Task details — Every line of the data must be copied exactly.

━━ Supplied material ━━

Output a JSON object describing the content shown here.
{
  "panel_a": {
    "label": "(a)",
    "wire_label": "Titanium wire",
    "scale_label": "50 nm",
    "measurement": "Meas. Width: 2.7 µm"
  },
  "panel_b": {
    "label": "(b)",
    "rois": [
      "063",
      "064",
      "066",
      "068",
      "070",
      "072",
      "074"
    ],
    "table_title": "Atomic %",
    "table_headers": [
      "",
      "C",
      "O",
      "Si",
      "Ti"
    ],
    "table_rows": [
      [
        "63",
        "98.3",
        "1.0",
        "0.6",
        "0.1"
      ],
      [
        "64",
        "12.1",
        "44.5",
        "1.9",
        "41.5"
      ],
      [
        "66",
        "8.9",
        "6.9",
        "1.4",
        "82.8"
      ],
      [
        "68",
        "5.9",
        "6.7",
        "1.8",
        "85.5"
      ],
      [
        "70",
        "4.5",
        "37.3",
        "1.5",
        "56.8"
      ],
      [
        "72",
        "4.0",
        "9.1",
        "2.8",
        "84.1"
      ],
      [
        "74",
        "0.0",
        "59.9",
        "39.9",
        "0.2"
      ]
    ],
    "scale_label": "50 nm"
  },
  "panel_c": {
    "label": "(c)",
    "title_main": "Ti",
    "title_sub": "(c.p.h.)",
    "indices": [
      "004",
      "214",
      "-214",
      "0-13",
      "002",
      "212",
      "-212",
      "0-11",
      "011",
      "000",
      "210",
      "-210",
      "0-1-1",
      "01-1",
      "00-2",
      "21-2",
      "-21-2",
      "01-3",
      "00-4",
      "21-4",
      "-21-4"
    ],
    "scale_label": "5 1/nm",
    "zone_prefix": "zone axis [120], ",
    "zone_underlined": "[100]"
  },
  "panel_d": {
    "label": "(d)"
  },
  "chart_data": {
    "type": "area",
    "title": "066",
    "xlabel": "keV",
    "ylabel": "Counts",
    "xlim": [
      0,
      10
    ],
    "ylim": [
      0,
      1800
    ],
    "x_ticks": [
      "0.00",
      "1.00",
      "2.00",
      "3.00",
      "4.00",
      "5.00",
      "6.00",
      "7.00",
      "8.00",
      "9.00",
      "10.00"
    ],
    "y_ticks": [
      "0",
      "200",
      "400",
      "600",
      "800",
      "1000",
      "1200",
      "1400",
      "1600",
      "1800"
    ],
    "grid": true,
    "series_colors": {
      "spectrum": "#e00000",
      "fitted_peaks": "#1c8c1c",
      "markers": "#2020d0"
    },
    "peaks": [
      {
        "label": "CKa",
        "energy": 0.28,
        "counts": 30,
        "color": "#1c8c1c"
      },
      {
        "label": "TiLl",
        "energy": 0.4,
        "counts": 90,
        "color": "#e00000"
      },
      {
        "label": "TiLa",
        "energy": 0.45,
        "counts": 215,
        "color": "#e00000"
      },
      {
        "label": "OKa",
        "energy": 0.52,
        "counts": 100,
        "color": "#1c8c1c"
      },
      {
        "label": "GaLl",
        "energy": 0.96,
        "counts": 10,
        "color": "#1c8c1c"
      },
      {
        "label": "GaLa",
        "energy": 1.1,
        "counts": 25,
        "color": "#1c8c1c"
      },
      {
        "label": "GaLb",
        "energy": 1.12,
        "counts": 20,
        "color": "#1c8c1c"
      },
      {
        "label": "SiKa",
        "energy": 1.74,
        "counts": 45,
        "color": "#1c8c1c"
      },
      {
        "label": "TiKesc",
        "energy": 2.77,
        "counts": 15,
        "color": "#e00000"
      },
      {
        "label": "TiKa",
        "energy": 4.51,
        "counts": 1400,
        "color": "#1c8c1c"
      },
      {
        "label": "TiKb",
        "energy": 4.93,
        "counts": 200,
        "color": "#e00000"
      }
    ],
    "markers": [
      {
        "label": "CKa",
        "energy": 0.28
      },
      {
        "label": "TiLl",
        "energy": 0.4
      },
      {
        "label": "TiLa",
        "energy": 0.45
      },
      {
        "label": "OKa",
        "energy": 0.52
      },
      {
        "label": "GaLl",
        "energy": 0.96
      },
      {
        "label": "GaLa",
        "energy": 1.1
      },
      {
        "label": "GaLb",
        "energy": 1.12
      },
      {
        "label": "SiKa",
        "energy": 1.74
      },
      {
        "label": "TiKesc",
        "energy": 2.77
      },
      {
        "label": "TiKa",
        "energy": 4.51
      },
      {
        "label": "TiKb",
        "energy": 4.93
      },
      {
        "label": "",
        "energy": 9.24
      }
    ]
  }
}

━━━

Reply —
Output a JSON object describing the content shown here.
{
  "panel_a": {
    "label": "(a)",
    "wire_label": "Titanium wire",
    "scale_label": "50 nm",
    "measurement": "Meas. Width: 2.7 µm"
  },
  "panel_b": {
    "label": "(b)",
    "rois": [
      "063",
      "064",
      "066",
      "068",
      "070",
      "072",
      "074"
    ],
    "table_title": "Atomic %",
    "table_headers": [
      "",
      "C",
      "O",
      "Si",
      "Ti"
    ],
    "table_rows": [
      [
        "63",
        "98.3",
        "1.0",
        "0.6",
        "0.1"
      ],
      [
        "64",
        "12.1",
        "44.5",
        "1.9",
        "41.5"
      ],
      [
        "66",
        "8.9",
        "6.9",
        "1.4",
        "82.8"
      ],
      [
        "68",
        "5.9",
        "6.7",
        "1.8",
        "85.5"
      ],
      [
        "70",
        "4.5",
        "37.3",
        "1.5",
        "56.8"
      ],
      [
        "72",
        "4.0",
        "9.1",
        "2.8",
        "84.1"
      ],
      [
        "74",
        "0.0",
        "59.9",
        "39.9",
        "0.2"
      ]
    ],
    "scale_label": "50 nm"
  },
  "panel_c": {
    "label": "(c)",
    "title_main": "Ti",
    "title_sub": "(c.p.h.)",
    "indices": [
      "004",
      "214",
      "-214",
      "0-13",
      "002",
      "212",
      "-212",
      "0-11",
      "011",
      "000",
      "210",
      "-210",
      "0-1-1",
      "01-1",
      "00-2",
      "21-2",
      "-21-2",
      "01-3",
      "00-4",
      "21-4",
      "-21-4"
    ],
    "scale_label": "5 1/nm",
    "zone_prefix": "zone axis [120], ",
    "zone_underlined": "[100]"
  },
  "panel_d": {
    "label": "(d)"
  },
  "chart_data": {
    "type": "area",
    "title": "066",
    "xlabel": "keV",
    "ylabel": "Counts",
    "xlim": [
      0,
      10
    ],
    "ylim": [
      0,
      1800
    ],
    "x_ticks": [
      "0.00",
      "1.00",
      "2.00",
      "3.00",
      "4.00",
      "5.00",
      "6.00",
      "7.00",
      "8.00",
      "9.00",
      "10.00"
    ],
    "y_ticks": [
      "0",
      "200",
      "400",
      "600",
      "800",
      "1000",
      "1200",
      "1400",
      "1600",
      "1800"
    ],
    "grid": true,
    "series_colors": {
      "spectrum": "#e00000",
      "fitted_peaks": "#1c8c1c",
      "markers": "#2020d0"
    },
    "peaks": [
      {
        "label": "CKa",
        "energy": 0.28,
        "counts": 30,
        "color": "#1c8c1c"
      },
      {
        "label": "TiLl",
        "energy": 0.4,
        "counts": 90,
        "color": "#e00000"
      },
      {
        "label": "TiLa",
        "energy": 0.45,
        "counts": 215,
        "color": "#e00000"
      },
      {
        "label": "OKa",
        "energy": 0.52,
        "counts": 100,
        "color": "#1c8c1c"
      },
      {
        "label": "GaLl",
        "energy": 0.96,
        "counts": 10,
        "color": "#1c8c1c"
      },
      {
        "label": "GaLa",
        "energy": 1.1,
        "counts": 25,
        "color": "#1c8c1c"
      },
      {
        "label": "GaLb",
        "energy": 1.12,
        "counts": 20,
        "color": "#1c8c1c"
      },
      {
        "label": "SiKa",
        "energy": 1.74,
        "counts": 45,
        "color": "#1c8c1c"
      },
      {
        "label": "TiKesc",
        "energy": 2.77,
        "counts": 15,
        "color": "#e00000"
      },
      {
        "label": "TiKa",
        "energy": 4.51,
        "counts": 1400,
        "color": "#1c8c1c"
      },
      {
        "label": "TiKb",
        "energy": 4.93,
        "counts": 200,
        "color": "#e00000"
      }
    ],
    "markers": [
      {
        "label": "CKa",
        "energy": 0.28
      },
      {
        "label": "TiLl",
        "energy": 0.4
      },
      {
        "label": "TiLa",
        "energy": 0.45
      },
      {
        "label": "OKa",
        "energy": 0.52
      },
      {
        "label": "GaLl",
        "energy": 0.96
      },
      {
        "label": "GaLa",
        "energy": 1.1
      },
      {
        "label": "GaLb",
        "energy": 1.12
      },
      {
        "label": "SiKa",
        "energy": 1.74
      },
      {
        "label": "TiKesc",
        "energy": 2.77
      },
      {
        "label": "TiKa",
        "energy": 4.51
      },
      {
        "label": "TiKb",
        "energy": 4.93
      },
      {
        "label": "",
        "energy": 9.24
      }
    ]
  }
}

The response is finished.